Posted by | david baszucki, David Sze, disrupt sf 2018, funding, Gaming, Greylock Partners, Roblox, Social, Startups, Tiger Global Management | No Comments

Roblox, which allows kids to create 3D worlds and games, has raised an additional $150 million in funding.

The company didn’t disclose its valuation in the announcement, but a source with knowledge of the deal told us that it valued Roblox at more than $2.5 billion — the price that Microsoft paid to acquire Minecraft four years ago.

“This is a big year for us that fortifies the dream,” said co-founder and CEO David Baszucki .

Earlier this year, Roblox announced that it had become cash-flow positive, and Baszucki told me the company remains “extremely profitable.” So why raise more money?

“First and foremost, the reason to fundraise is to have a war chest, to have a buffer, to have the opportunity to do acquisitions, to have a strong balance sheet as we grow internationally,” he said.

In order to support that growth, Baszucki said Roblox will be opening offices in some regions like China (“most likely with a partner that hasn’t been announced yet”), but it also requires building out infrastructure like local language and local payment support.

Roblox Developers Conferen

Roblox has now raised a total of $185 million in equity funding. The new round was led by Greylock Partners and Tiger Global, with participation from existing investors Altos Ventures, Index Ventures, Meritech Capital Partners and others.

Required actions:
**a)** Decide whether each statement agrees with the article on Roblox's funding, answering yes or no and quoting the words from the article that settle it: (i) Microsoft led the new round. (ii) Roblox had become cash-flow positive earlier that year. (iii) The company gave its valuation in the announcement.
**b)** Copy out the part of the article on Roblox's funding that opens with the words containing "The company didn’t" and closes with "raise more money?".

[Dataset rows]
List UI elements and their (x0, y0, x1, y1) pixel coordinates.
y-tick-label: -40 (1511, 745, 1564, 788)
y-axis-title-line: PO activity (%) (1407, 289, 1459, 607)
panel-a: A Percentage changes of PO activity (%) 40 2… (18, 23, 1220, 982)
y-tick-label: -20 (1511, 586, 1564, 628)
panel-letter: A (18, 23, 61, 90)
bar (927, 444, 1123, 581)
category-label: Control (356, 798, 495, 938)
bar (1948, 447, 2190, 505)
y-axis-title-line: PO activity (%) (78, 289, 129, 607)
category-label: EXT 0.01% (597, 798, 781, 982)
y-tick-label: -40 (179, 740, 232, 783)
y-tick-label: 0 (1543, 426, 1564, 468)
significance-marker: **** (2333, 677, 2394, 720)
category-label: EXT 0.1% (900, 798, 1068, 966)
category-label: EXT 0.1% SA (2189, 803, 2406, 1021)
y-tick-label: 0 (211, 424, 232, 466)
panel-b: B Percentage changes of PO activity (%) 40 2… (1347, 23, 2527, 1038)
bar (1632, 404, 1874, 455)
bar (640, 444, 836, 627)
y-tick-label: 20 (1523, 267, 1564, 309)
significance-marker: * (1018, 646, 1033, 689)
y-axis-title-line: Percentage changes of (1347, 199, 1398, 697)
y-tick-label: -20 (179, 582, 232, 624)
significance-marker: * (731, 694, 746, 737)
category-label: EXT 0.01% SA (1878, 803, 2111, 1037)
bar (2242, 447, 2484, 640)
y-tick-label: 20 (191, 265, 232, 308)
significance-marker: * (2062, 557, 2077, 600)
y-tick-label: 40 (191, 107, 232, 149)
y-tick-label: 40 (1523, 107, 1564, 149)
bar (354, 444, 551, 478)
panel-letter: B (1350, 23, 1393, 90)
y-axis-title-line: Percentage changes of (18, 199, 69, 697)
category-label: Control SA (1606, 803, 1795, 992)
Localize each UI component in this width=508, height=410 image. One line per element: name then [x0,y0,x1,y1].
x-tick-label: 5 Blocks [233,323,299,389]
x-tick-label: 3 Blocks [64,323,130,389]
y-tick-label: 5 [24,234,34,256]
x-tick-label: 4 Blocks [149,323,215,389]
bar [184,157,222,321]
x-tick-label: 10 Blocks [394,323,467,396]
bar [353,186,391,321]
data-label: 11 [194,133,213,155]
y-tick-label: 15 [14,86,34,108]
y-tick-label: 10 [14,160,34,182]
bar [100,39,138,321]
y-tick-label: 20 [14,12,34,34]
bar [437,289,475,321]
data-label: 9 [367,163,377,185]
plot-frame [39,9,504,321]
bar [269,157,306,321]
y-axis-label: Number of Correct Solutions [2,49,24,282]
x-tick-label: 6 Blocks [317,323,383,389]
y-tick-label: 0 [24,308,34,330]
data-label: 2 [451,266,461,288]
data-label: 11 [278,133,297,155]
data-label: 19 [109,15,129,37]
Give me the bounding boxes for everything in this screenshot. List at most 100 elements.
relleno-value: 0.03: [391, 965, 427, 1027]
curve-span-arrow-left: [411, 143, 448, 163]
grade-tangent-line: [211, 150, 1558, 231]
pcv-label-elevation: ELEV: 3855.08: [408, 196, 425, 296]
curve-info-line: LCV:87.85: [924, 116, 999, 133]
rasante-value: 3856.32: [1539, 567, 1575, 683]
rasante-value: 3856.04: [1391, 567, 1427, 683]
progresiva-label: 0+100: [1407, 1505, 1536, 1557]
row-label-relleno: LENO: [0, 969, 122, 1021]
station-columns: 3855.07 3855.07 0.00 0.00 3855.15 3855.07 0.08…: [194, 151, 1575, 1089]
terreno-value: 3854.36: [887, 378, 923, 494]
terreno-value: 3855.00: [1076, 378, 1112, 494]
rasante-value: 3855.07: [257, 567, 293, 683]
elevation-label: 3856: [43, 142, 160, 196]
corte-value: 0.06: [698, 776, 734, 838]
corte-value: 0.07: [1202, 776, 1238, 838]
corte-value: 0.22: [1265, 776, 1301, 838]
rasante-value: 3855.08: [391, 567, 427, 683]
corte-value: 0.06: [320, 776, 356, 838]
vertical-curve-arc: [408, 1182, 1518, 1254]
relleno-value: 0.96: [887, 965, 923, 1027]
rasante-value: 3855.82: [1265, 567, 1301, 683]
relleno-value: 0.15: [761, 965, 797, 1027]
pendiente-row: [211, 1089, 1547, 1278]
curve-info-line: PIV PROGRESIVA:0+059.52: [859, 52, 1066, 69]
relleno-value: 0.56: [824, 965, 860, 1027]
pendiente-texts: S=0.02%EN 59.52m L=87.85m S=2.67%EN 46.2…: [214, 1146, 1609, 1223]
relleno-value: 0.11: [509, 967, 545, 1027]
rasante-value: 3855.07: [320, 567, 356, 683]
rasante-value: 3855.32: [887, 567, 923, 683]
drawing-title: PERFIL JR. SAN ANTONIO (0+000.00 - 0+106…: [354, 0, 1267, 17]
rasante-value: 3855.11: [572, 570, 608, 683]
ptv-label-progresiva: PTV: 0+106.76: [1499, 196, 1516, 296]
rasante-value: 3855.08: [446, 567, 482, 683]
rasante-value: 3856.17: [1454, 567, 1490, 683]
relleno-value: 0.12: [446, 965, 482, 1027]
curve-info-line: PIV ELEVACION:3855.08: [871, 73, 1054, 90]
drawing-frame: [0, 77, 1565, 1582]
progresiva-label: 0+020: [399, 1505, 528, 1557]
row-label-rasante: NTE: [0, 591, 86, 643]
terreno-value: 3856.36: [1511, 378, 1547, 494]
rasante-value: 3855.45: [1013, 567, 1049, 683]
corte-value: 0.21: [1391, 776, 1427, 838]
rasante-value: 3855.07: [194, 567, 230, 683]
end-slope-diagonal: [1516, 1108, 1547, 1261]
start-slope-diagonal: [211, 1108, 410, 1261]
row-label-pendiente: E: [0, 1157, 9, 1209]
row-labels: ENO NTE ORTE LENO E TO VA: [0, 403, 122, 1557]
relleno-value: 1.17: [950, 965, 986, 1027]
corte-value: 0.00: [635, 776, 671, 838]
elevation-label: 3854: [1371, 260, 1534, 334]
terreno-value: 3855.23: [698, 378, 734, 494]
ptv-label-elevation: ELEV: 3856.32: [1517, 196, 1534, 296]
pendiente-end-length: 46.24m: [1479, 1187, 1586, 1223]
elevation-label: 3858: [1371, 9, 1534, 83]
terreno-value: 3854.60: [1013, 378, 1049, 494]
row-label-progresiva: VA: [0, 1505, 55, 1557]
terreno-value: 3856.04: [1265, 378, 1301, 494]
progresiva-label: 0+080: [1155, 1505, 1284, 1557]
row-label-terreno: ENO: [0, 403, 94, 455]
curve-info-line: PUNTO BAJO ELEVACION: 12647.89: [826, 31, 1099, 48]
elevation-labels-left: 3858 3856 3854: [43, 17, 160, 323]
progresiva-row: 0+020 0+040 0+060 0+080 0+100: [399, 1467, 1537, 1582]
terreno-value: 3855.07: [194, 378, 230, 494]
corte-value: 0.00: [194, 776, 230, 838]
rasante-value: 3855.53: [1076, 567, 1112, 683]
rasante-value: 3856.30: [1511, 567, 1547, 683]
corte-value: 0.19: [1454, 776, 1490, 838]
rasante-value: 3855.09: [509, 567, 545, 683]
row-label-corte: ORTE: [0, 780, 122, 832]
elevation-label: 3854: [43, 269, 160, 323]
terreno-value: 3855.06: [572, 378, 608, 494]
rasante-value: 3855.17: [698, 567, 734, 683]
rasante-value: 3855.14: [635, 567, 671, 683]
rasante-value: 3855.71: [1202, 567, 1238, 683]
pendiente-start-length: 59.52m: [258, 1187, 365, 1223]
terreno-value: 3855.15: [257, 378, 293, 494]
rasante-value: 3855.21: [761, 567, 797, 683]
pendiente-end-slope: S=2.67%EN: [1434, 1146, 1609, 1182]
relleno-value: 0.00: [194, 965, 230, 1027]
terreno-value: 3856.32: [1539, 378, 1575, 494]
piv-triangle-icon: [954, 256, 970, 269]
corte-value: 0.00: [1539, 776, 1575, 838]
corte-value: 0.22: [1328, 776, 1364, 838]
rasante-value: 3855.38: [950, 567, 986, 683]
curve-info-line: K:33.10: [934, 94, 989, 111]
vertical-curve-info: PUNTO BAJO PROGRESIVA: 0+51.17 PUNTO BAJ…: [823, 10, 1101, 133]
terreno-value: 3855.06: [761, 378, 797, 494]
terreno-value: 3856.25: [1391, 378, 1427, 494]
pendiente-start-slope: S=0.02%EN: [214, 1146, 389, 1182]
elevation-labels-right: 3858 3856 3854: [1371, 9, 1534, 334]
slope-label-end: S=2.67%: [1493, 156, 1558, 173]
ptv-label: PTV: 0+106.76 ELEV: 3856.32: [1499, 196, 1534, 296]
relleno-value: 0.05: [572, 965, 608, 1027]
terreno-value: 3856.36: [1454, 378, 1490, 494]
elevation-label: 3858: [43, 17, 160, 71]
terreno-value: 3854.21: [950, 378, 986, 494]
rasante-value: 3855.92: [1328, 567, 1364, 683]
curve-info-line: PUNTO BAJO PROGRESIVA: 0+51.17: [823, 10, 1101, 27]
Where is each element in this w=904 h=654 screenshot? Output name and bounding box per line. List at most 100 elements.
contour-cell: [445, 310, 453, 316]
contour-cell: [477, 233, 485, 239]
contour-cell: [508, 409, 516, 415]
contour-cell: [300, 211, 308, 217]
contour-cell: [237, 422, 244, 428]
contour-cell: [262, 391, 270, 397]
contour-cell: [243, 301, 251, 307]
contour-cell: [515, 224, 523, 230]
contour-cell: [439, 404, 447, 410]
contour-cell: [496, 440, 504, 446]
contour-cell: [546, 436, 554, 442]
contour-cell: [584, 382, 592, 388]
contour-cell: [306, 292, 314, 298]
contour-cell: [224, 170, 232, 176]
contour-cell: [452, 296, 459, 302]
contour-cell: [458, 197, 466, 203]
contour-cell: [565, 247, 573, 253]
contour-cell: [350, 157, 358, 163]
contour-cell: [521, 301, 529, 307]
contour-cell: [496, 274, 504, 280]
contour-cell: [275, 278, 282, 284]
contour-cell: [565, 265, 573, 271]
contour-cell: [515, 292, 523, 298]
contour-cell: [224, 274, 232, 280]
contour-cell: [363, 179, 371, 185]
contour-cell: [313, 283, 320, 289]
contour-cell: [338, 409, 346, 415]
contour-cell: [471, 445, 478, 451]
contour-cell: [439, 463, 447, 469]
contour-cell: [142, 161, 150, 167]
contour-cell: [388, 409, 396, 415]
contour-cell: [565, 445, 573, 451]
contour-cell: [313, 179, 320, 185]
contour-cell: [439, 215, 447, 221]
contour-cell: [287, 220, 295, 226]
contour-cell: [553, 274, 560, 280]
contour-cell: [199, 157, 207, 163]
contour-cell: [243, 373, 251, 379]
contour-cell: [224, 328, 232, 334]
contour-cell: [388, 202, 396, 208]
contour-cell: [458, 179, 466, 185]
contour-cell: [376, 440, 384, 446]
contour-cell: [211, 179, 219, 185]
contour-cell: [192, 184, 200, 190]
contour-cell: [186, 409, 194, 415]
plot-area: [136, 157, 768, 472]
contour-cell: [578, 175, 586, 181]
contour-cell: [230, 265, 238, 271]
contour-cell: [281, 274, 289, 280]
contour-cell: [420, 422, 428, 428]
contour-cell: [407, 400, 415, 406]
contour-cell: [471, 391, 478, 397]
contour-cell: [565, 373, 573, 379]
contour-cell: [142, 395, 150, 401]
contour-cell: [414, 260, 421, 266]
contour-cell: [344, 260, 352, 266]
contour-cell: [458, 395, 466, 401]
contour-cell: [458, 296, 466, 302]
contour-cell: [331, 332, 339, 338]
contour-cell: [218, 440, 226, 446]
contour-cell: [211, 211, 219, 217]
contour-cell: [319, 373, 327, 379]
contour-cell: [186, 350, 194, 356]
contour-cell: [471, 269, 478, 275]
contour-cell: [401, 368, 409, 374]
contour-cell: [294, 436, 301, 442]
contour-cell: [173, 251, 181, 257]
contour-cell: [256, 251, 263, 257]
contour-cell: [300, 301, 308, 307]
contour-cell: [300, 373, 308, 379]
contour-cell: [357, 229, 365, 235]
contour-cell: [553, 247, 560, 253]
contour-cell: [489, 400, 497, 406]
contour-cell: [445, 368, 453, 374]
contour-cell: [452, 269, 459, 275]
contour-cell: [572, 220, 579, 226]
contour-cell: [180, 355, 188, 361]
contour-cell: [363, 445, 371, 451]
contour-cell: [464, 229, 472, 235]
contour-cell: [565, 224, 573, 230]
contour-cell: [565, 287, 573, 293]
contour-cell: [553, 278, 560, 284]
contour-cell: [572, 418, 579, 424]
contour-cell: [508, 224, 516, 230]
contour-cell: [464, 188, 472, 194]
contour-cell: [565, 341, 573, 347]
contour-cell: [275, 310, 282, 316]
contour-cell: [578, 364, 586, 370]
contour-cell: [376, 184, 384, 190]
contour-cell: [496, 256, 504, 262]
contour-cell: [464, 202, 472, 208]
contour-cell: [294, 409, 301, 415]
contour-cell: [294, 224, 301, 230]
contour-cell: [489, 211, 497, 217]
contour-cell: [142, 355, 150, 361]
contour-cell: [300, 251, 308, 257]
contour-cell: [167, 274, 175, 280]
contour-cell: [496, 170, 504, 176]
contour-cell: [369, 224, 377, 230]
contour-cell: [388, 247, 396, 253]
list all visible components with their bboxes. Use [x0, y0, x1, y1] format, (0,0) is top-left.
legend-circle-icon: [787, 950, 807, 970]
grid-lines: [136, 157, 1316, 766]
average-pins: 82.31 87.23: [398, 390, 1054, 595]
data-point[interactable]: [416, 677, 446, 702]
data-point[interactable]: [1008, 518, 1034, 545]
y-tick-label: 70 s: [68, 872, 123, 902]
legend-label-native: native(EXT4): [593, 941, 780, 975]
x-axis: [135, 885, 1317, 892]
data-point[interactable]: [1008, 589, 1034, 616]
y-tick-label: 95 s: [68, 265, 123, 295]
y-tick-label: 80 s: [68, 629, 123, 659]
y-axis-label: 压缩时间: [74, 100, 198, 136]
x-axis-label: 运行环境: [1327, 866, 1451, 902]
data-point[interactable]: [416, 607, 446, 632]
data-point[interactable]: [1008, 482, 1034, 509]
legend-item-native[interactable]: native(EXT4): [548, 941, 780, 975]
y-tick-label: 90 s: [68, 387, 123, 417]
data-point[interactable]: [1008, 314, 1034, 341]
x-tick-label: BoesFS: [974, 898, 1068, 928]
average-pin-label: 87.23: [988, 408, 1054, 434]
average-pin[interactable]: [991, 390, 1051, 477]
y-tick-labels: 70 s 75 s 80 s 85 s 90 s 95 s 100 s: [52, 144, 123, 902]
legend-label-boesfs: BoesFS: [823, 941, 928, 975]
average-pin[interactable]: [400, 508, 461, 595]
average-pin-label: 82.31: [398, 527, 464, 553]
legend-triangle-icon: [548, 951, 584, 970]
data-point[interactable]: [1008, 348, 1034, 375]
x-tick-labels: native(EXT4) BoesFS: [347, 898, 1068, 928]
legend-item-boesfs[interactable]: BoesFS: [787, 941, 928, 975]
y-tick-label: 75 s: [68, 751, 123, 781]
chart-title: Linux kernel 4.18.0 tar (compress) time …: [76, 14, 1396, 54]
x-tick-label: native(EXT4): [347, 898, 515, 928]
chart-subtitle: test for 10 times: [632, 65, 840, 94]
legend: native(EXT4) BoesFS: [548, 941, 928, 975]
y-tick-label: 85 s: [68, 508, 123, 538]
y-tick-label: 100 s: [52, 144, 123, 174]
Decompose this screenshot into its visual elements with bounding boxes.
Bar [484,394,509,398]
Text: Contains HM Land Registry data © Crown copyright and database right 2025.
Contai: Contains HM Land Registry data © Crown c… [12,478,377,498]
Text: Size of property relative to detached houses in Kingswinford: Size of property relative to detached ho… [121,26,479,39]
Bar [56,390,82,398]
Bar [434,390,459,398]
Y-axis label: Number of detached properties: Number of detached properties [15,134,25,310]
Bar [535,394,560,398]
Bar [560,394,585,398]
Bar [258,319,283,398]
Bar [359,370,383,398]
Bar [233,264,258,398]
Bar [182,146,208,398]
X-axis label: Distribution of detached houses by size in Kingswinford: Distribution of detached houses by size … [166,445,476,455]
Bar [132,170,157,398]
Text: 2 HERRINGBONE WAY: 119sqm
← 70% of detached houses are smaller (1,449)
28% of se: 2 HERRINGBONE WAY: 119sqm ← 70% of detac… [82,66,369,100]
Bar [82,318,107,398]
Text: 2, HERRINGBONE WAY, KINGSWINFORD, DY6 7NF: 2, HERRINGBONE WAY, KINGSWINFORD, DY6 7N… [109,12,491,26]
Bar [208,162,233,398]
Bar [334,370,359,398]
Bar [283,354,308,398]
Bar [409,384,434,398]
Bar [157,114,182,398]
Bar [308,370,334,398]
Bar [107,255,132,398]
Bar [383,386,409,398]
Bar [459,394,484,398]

Per-task answers:
**a)**
(i) No: "The new round was led by Greylock Partners and Tiger Global"
(ii) Yes: "Earlier this year, Roblox announced that it had become cash-flow positive"
(iii) No: "The company didn’t disclose its valuation in the announcement"

**b)**
The company didn’t disclose its valuation in the announcement, but a source with knowledge of the deal told us that it valued Roblox at more than $2.5 billion — the price that Microsoft paid to acquire Minecraft four years ago.

“This is a big year for us that fortifies the dream,” said co-founder and CEO David Baszucki .

Earlier this year, Roblox announced that it had become cash-flow positive, and Baszucki told me the company remains “extremely profitable.” So why raise more money?